## Aim of the task
Every line of the listing must be reproduced as it stands. Leave the images behind.

start Dataset

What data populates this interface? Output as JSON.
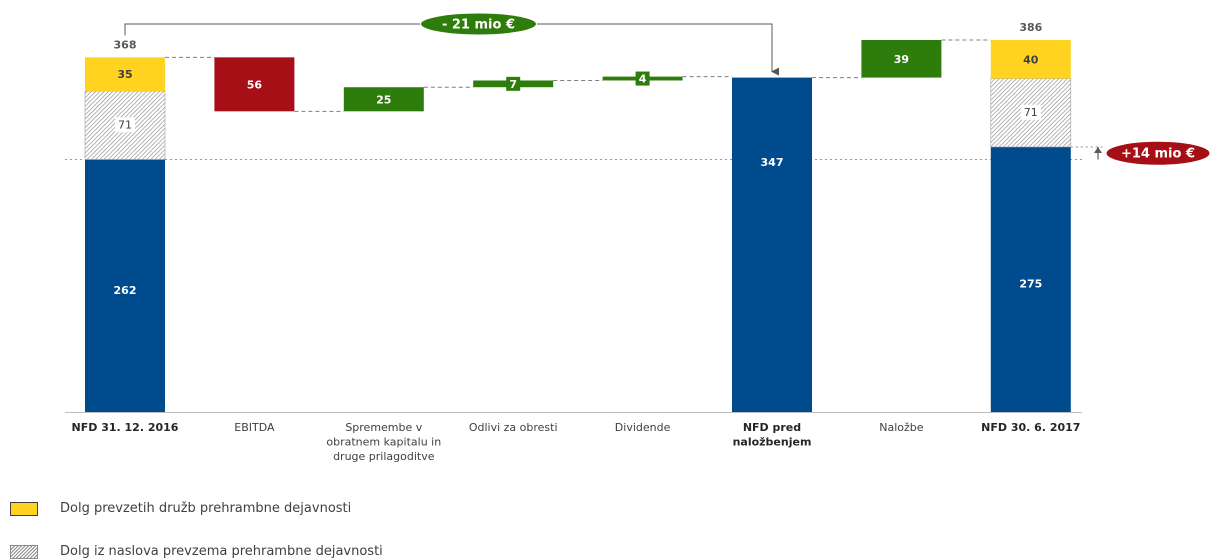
{
  "chart_data": {
    "type": "waterfall",
    "categories": [
      "NFD 31. 12. 2016",
      "EBITDA",
      "Spremembe v obratnem kapitalu in druge prilagoditve",
      "Odlivi za obresti",
      "Dividende",
      "NFD pred naložbenjem",
      "Naložbe",
      "NFD 30. 6. 2017"
    ],
    "bold_categories": [
      true,
      false,
      false,
      false,
      false,
      true,
      false,
      true
    ],
    "ylim": [
      0,
      386
    ],
    "bars": [
      {
        "category": "NFD 31. 12. 2016",
        "kind": "stacked_total",
        "total": 368,
        "segments": [
          {
            "series": "base",
            "value": 262
          },
          {
            "series": "hatch",
            "value": 71
          },
          {
            "series": "yellow",
            "value": 35
          }
        ]
      },
      {
        "category": "EBITDA",
        "kind": "delta",
        "value": -56,
        "display": "56",
        "color": "red"
      },
      {
        "category": "Spremembe v obratnem kapitalu in druge prilagoditve",
        "kind": "delta",
        "value": 25,
        "display": "25",
        "color": "green"
      },
      {
        "category": "Odlivi za obresti",
        "kind": "delta",
        "value": 7,
        "display": "7",
        "color": "green"
      },
      {
        "category": "Dividende",
        "kind": "delta",
        "value": 4,
        "display": "4",
        "color": "green"
      },
      {
        "category": "NFD pred naložbenjem",
        "kind": "total",
        "value": 347,
        "display": "347"
      },
      {
        "category": "Naložbe",
        "kind": "delta",
        "value": 39,
        "display": "39",
        "color": "green"
      },
      {
        "category": "NFD 30. 6. 2017",
        "kind": "stacked_total",
        "total": 386,
        "segments": [
          {
            "series": "base",
            "value": 275
          },
          {
            "series": "hatch",
            "value": 71
          },
          {
            "series": "yellow",
            "value": 40
          }
        ]
      }
    ],
    "annotations": [
      {
        "text": "-  21 mio €",
        "from": "NFD 31. 12. 2016",
        "to": "NFD pred naložbenjem",
        "color": "green"
      },
      {
        "text": "+14 mio €",
        "from_value": 262,
        "to_value": 275,
        "color": "red"
      }
    ],
    "legend": [
      {
        "label": "Dolg prevzetih družb prehrambne dejavnosti",
        "series": "yellow"
      },
      {
        "label": "Dolg iz naslova prevzema prehrambne dejavnosti",
        "series": "hatch"
      }
    ],
    "colors": {
      "base": "#004B8D",
      "yellow": "#FFD320",
      "red": "#A50F15",
      "green": "#2E7D0C",
      "hatch": "#8C8C8C"
    }
  }
}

end Dataset

## Written reply
What data populates this interface? Output as JSON.
{
  "chart_data": {
    "type": "waterfall",
    "categories": [
      "NFD 31. 12. 2016",
      "EBITDA",
      "Spremembe v obratnem kapitalu in druge prilagoditve",
      "Odlivi za obresti",
      "Dividende",
      "NFD pred naložbenjem",
      "Naložbe",
      "NFD 30. 6. 2017"
    ],
    "bold_categories": [
      true,
      false,
      false,
      false,
      false,
      true,
      false,
      true
    ],
    "ylim": [
      0,
      386
    ],
    "bars": [
      {
        "category": "NFD 31. 12. 2016",
        "kind": "stacked_total",
        "total": 368,
        "segments": [
          {
            "series": "base",
            "value": 262
          },
          {
            "series": "hatch",
            "value": 71
          },
          {
            "series": "yellow",
            "value": 35
          }
        ]
      },
      {
        "category": "EBITDA",
        "kind": "delta",
        "value": -56,
        "display": "56",
        "color": "red"
      },
      {
        "category": "Spremembe v obratnem kapitalu in druge prilagoditve",
        "kind": "delta",
        "value": 25,
        "display": "25",
        "color": "green"
      },
      {
        "category": "Odlivi za obresti",
        "kind": "delta",
        "value": 7,
        "display": "7",
        "color": "green"
      },
      {
        "category": "Dividende",
        "kind": "delta",
        "value": 4,
        "display": "4",
        "color": "green"
      },
      {
        "category": "NFD pred naložbenjem",
        "kind": "total",
        "value": 347,
        "display": "347"
      },
      {
        "category": "Naložbe",
        "kind": "delta",
        "value": 39,
        "display": "39",
        "color": "green"
      },
      {
        "category": "NFD 30. 6. 2017",
        "kind": "stacked_total",
        "total": 386,
        "segments": [
          {
            "series": "base",
            "value": 275
          },
          {
            "series": "hatch",
            "value": 71
          },
          {
            "series": "yellow",
            "value": 40
          }
        ]
      }
    ],
    "annotations": [
      {
        "text": "-  21 mio €",
        "from": "NFD 31. 12. 2016",
        "to": "NFD pred naložbenjem",
        "color": "green"
      },
      {
        "text": "+14 mio €",
        "from_value": 262,
        "to_value": 275,
        "color": "red"
      }
    ],
    "legend": [
      {
        "label": "Dolg prevzetih družb prehrambne dejavnosti",
        "series": "yellow"
      },
      {
        "label": "Dolg iz naslova prevzema prehrambne dejavnosti",
        "series": "hatch"
      }
    ],
    "colors": {
      "base": "#004B8D",
      "yellow": "#FFD320",
      "red": "#A50F15",
      "green": "#2E7D0C",
      "hatch": "#8C8C8C"
    }
  }
}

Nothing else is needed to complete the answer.